WRITTEN PROBLEM: Check each line of the listing, and copy it if it contains the word "κόσμου".

Records contained in a dataset:
□ □ □ □ □ □ □

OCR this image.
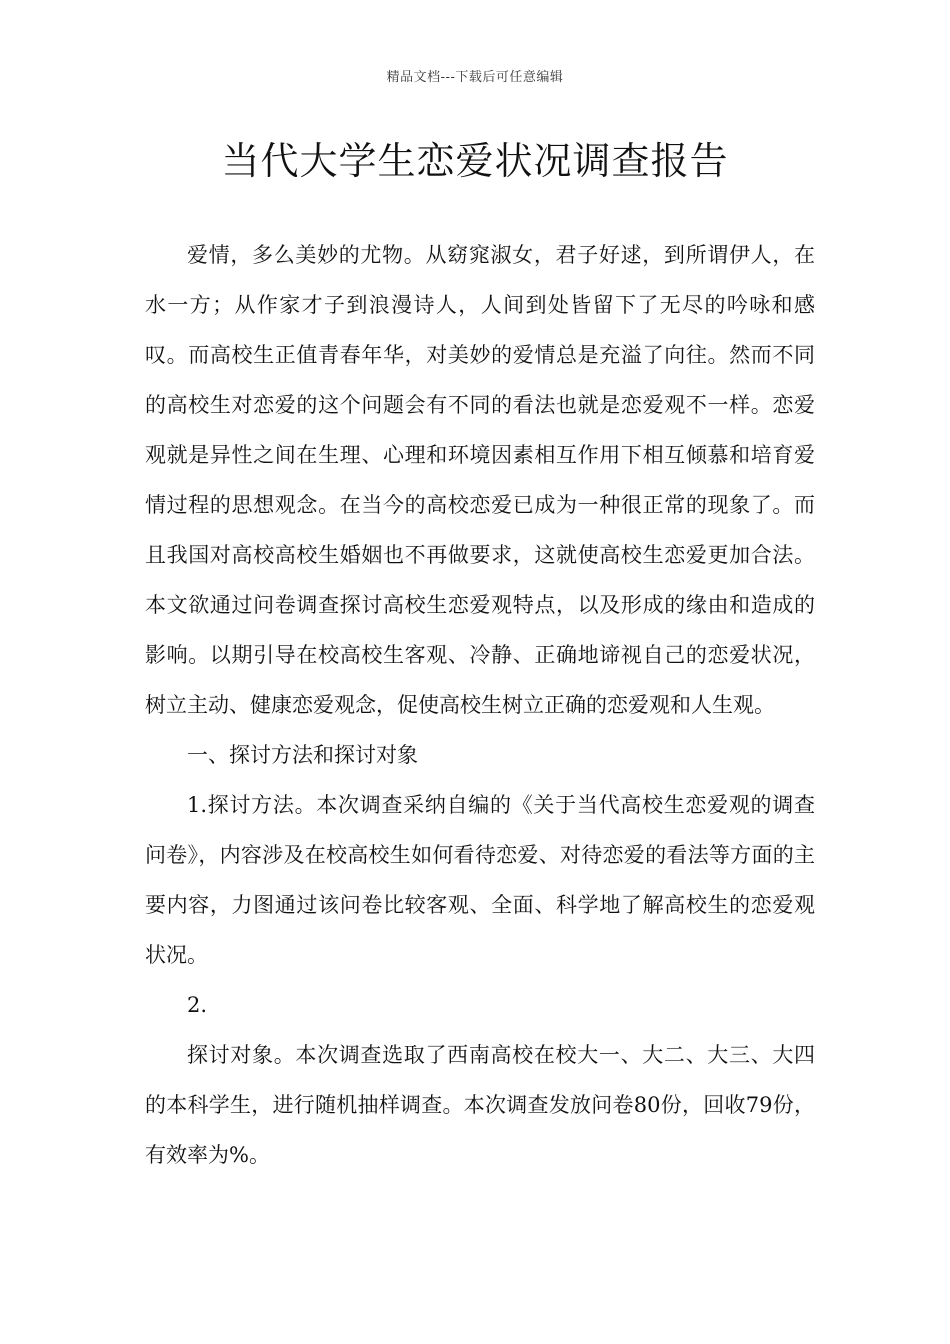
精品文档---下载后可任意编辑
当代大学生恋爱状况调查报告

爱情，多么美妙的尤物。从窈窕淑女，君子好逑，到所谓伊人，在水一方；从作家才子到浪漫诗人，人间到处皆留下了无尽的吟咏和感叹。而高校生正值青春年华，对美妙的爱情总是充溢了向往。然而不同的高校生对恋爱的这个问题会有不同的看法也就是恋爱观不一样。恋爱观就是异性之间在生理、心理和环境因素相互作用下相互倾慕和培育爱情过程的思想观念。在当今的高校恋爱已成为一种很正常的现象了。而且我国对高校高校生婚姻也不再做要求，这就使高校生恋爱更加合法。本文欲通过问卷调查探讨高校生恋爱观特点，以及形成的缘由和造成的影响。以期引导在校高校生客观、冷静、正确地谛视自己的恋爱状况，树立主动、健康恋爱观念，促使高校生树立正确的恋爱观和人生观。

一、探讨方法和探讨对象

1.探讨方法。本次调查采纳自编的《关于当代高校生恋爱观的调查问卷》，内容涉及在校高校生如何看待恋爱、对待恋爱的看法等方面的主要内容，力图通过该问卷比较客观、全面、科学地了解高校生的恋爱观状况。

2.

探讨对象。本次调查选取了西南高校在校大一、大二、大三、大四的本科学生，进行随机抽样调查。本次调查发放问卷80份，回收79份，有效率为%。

□ □ □ □ □ □ □

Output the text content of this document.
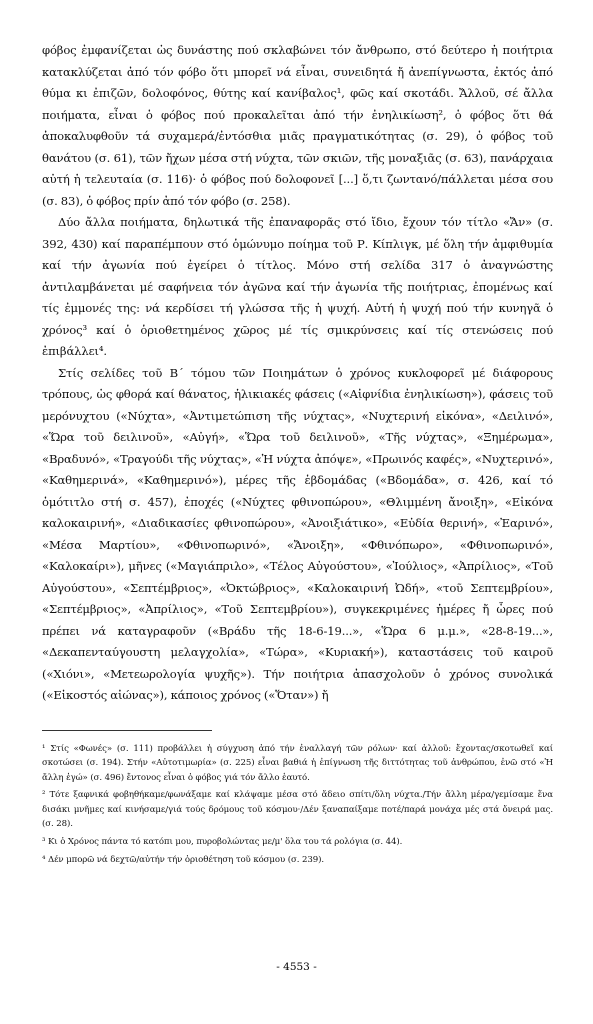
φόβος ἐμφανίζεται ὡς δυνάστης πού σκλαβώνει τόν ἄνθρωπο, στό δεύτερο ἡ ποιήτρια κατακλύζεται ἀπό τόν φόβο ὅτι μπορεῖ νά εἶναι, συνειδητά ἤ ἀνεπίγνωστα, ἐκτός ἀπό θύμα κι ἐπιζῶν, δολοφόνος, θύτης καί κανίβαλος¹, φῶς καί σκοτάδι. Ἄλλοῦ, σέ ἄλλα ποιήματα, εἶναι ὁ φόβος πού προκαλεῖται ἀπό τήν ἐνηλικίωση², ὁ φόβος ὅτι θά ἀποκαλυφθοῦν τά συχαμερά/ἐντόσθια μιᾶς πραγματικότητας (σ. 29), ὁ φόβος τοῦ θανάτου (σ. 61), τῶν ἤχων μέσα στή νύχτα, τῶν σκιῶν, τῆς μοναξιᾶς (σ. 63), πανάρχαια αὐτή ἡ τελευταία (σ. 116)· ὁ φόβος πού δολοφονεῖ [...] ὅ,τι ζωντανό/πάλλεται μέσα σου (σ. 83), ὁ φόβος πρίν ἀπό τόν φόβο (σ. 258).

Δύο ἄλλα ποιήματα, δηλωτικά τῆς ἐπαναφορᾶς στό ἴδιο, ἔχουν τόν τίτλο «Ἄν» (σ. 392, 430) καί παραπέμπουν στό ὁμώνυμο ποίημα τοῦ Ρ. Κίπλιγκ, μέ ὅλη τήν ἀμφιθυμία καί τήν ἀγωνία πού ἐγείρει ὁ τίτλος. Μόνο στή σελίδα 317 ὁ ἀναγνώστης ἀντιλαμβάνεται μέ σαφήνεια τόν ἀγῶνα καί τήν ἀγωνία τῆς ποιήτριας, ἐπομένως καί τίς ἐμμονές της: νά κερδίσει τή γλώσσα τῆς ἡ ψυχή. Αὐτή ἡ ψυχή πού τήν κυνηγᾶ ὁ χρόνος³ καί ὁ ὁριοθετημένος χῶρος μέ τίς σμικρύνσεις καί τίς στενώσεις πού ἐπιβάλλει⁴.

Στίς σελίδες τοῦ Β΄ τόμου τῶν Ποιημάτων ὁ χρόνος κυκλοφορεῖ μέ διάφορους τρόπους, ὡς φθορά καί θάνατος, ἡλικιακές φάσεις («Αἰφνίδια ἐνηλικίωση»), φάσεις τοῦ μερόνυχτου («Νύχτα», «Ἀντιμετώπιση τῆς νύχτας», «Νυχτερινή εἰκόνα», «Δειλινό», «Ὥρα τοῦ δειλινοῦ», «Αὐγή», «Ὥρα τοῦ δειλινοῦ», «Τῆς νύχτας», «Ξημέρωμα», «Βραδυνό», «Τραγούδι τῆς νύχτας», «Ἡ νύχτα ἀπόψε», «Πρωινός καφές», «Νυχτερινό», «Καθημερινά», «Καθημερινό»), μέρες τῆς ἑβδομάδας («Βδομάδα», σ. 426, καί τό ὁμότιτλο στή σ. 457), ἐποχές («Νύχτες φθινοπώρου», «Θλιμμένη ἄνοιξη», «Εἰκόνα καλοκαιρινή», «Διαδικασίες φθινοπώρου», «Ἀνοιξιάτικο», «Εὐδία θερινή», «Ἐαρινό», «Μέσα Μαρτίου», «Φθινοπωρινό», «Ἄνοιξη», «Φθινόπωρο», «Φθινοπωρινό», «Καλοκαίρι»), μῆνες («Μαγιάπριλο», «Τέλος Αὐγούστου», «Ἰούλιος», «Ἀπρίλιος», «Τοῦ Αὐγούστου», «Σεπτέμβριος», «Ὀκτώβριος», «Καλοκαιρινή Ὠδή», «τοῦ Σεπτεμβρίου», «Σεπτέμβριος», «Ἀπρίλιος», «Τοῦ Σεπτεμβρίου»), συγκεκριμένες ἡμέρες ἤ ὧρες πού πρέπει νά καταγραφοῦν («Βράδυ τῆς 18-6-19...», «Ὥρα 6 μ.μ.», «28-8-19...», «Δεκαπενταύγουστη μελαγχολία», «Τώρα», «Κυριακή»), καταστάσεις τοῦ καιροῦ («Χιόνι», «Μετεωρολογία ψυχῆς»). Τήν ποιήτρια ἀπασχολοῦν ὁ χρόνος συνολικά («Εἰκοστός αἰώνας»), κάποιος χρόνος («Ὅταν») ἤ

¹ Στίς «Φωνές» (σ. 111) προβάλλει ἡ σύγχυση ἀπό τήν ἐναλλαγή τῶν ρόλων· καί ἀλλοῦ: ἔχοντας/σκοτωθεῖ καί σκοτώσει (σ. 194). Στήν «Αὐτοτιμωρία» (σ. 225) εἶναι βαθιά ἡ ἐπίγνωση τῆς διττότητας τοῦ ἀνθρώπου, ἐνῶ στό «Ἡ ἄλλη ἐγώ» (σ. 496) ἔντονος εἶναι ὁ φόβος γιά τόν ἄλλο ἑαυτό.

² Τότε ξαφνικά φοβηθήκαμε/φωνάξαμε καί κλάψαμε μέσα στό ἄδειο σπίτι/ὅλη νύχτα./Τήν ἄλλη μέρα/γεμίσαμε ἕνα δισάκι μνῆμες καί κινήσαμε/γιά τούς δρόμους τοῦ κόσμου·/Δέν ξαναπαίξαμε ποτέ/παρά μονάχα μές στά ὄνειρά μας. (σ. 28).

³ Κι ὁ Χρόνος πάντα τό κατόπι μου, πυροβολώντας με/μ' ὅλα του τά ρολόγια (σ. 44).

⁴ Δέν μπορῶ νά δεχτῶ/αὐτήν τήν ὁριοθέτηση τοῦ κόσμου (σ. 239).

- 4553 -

□ □ □ □ □ □ □

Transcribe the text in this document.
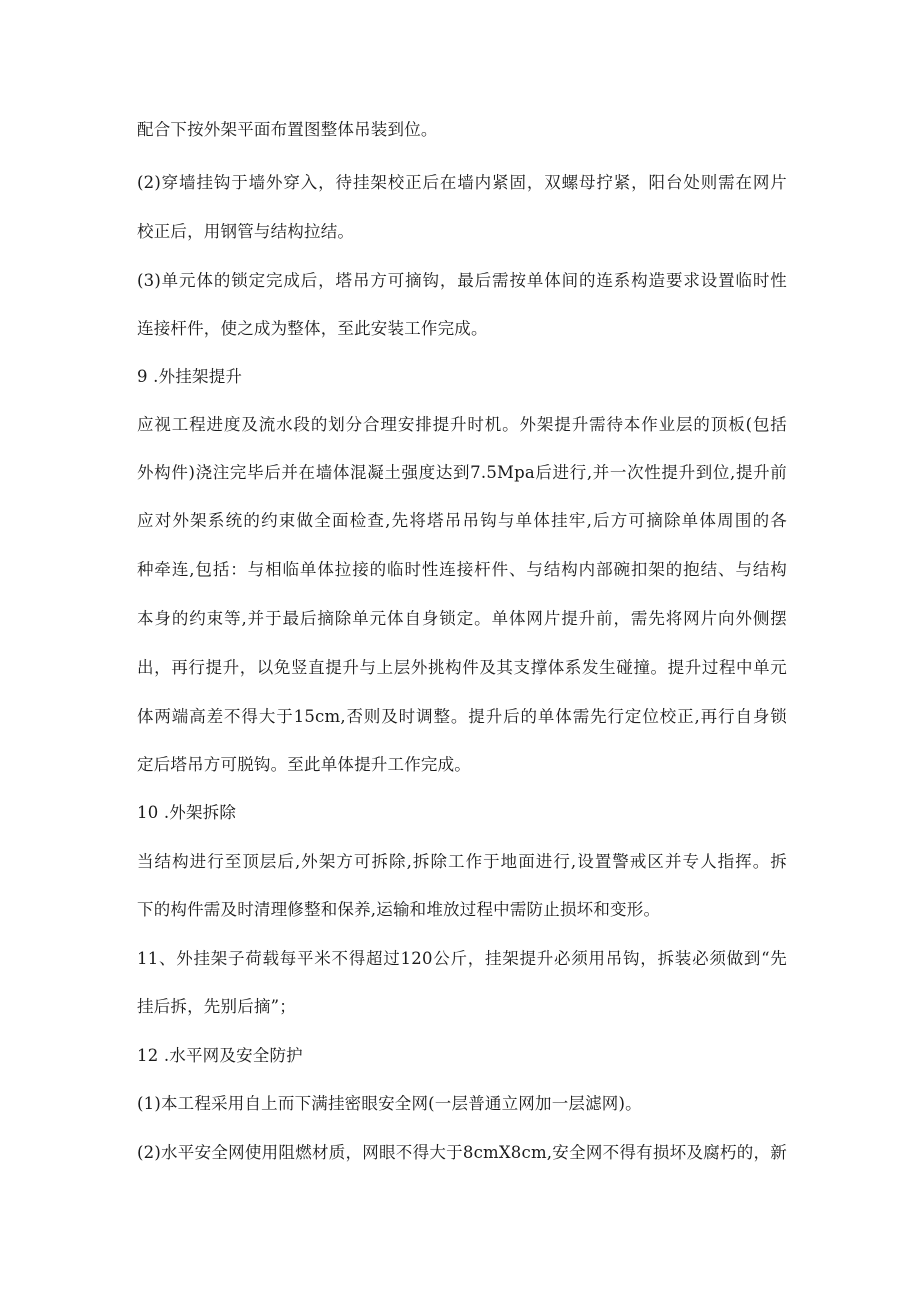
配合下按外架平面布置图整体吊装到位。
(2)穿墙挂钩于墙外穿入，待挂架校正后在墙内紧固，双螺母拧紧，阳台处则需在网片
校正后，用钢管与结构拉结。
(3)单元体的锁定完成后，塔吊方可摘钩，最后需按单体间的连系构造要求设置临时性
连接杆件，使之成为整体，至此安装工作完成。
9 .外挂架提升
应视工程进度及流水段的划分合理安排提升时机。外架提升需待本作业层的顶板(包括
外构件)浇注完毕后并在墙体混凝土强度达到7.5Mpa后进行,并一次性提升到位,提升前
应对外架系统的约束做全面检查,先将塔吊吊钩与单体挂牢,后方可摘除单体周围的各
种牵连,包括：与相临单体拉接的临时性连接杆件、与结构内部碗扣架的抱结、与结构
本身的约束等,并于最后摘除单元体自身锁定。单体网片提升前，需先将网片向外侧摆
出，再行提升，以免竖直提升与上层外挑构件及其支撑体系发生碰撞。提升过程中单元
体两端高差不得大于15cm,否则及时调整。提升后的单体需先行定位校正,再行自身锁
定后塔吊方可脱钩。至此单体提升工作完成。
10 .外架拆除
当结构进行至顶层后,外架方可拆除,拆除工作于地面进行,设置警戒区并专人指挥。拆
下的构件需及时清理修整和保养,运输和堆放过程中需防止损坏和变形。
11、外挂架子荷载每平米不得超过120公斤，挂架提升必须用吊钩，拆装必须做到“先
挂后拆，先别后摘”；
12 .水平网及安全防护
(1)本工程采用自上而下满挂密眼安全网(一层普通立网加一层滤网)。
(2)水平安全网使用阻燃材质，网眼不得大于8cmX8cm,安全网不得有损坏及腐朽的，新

□ □ □ □ □ □ □

ANSWER FOR THIS EXERCISE:
² Τότε ξαφνικά φοβηθήκαμε/φωνάξαμε καί κλάψαμε μέσα στό ἄδειο σπίτι/ὅλη νύχτα./Τήν ἄλλη μέρα/γεμίσαμε ἕνα δισάκι μνῆμες καί κινήσαμε/γιά τούς δρόμους τοῦ κόσμου·/Δέν ξαναπαίξαμε ποτέ/παρά μονάχα μές στά ὄνειρά μας. (σ. 28).
⁴ Δέν μπορῶ νά δεχτῶ/αὐτήν τήν ὁριοθέτηση τοῦ κόσμου (σ. 239).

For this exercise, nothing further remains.